[[ EXTRACTED INFORMATION, beginning ]]

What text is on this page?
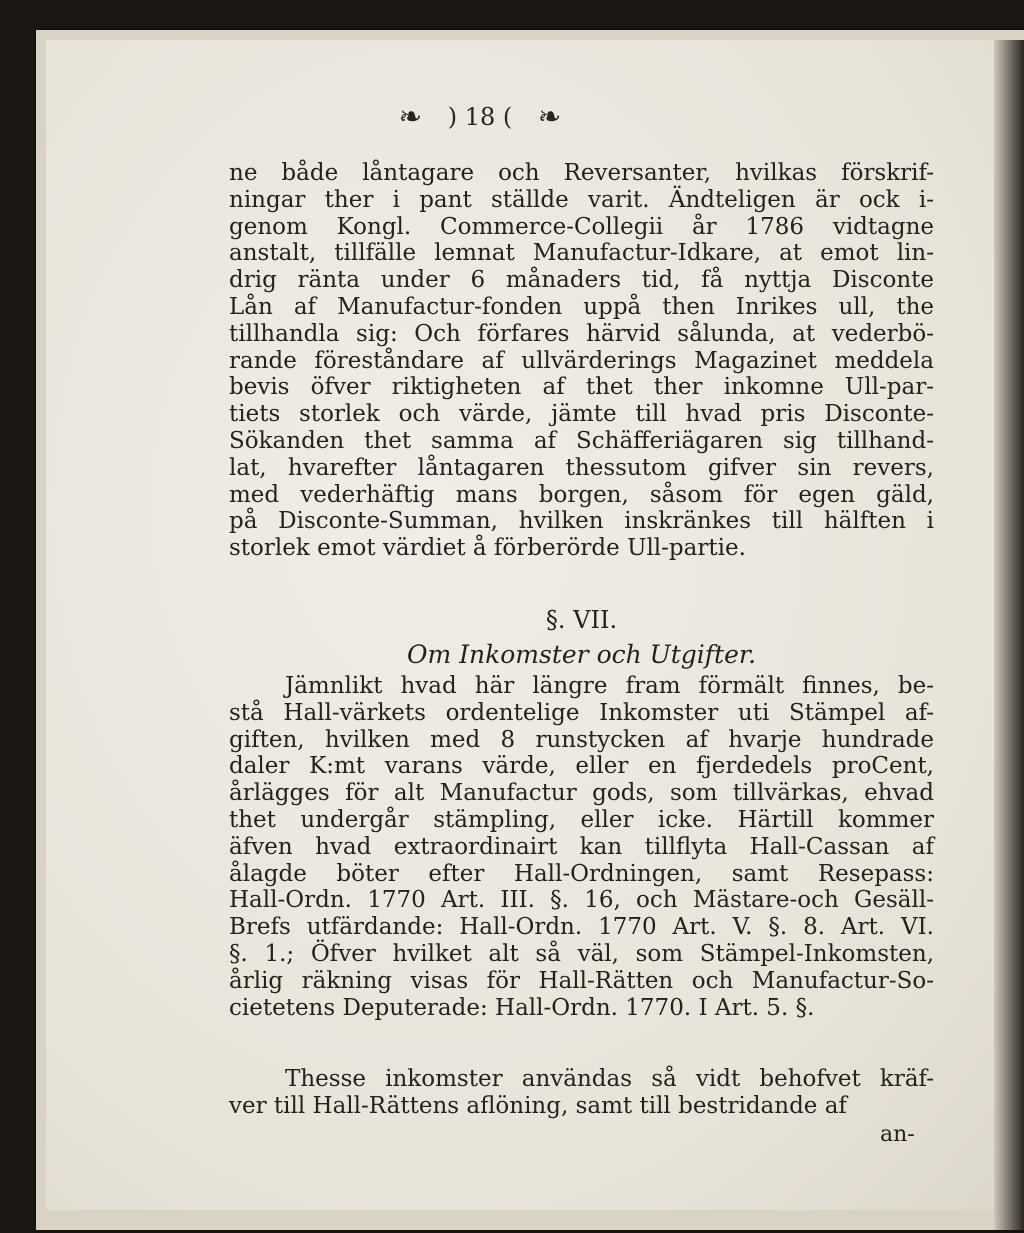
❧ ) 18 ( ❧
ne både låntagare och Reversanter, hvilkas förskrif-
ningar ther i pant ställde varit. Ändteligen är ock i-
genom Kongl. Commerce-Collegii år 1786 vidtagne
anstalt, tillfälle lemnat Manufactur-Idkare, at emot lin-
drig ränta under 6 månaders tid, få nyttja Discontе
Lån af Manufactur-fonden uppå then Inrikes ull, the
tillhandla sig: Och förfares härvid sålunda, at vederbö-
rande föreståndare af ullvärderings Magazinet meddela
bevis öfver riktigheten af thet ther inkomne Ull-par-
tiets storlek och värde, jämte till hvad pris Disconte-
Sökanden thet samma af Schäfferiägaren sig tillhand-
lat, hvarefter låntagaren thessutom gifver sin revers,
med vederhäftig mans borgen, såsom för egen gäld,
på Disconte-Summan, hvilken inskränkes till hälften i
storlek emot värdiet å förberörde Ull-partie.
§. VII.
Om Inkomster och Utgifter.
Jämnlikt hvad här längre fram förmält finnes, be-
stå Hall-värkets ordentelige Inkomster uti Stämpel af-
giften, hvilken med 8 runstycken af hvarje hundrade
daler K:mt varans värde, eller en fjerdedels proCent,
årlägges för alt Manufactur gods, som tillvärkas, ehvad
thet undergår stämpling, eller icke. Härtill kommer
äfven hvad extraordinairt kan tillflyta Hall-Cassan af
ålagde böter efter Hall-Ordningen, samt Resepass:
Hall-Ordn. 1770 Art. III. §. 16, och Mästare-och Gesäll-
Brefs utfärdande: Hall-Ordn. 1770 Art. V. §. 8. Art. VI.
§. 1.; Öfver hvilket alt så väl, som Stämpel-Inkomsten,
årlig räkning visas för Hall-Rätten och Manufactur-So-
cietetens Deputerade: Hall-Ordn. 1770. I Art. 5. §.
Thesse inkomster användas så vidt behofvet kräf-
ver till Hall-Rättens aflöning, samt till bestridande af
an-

[[ EXTRACTED INFORMATION, end ]]

TASK TO COMPLETE - Your task is to repeat the listing exactly while omitting its pictures.

ANSWER TO THIS TASK -
What text is on this page?
❧ ) 18 ( ❧
ne både låntagare och Reversanter, hvilkas förskrif-
ningar ther i pant ställde varit. Ändteligen är ock i-
genom Kongl. Commerce-Collegii år 1786 vidtagne
anstalt, tillfälle lemnat Manufactur-Idkare, at emot lin-
drig ränta under 6 månaders tid, få nyttja Discontе
Lån af Manufactur-fonden uppå then Inrikes ull, the
tillhandla sig: Och förfares härvid sålunda, at vederbö-
rande föreståndare af ullvärderings Magazinet meddela
bevis öfver riktigheten af thet ther inkomne Ull-par-
tiets storlek och värde, jämte till hvad pris Disconte-
Sökanden thet samma af Schäfferiägaren sig tillhand-
lat, hvarefter låntagaren thessutom gifver sin revers,
med vederhäftig mans borgen, såsom för egen gäld,
på Disconte-Summan, hvilken inskränkes till hälften i
storlek emot värdiet å förberörde Ull-partie.
§. VII.
Om Inkomster och Utgifter.
Jämnlikt hvad här längre fram förmält finnes, be-
stå Hall-värkets ordentelige Inkomster uti Stämpel af-
giften, hvilken med 8 runstycken af hvarje hundrade
daler K:mt varans värde, eller en fjerdedels proCent,
årlägges för alt Manufactur gods, som tillvärkas, ehvad
thet undergår stämpling, eller icke. Härtill kommer
äfven hvad extraordinairt kan tillflyta Hall-Cassan af
ålagde böter efter Hall-Ordningen, samt Resepass:
Hall-Ordn. 1770 Art. III. §. 16, och Mästare-och Gesäll-
Brefs utfärdande: Hall-Ordn. 1770 Art. V. §. 8. Art. VI.
§. 1.; Öfver hvilket alt så väl, som Stämpel-Inkomsten,
årlig räkning visas för Hall-Rätten och Manufactur-So-
cietetens Deputerade: Hall-Ordn. 1770. I Art. 5. §.
Thesse inkomster användas så vidt behofvet kräf-
ver till Hall-Rättens aflöning, samt till bestridande af
an-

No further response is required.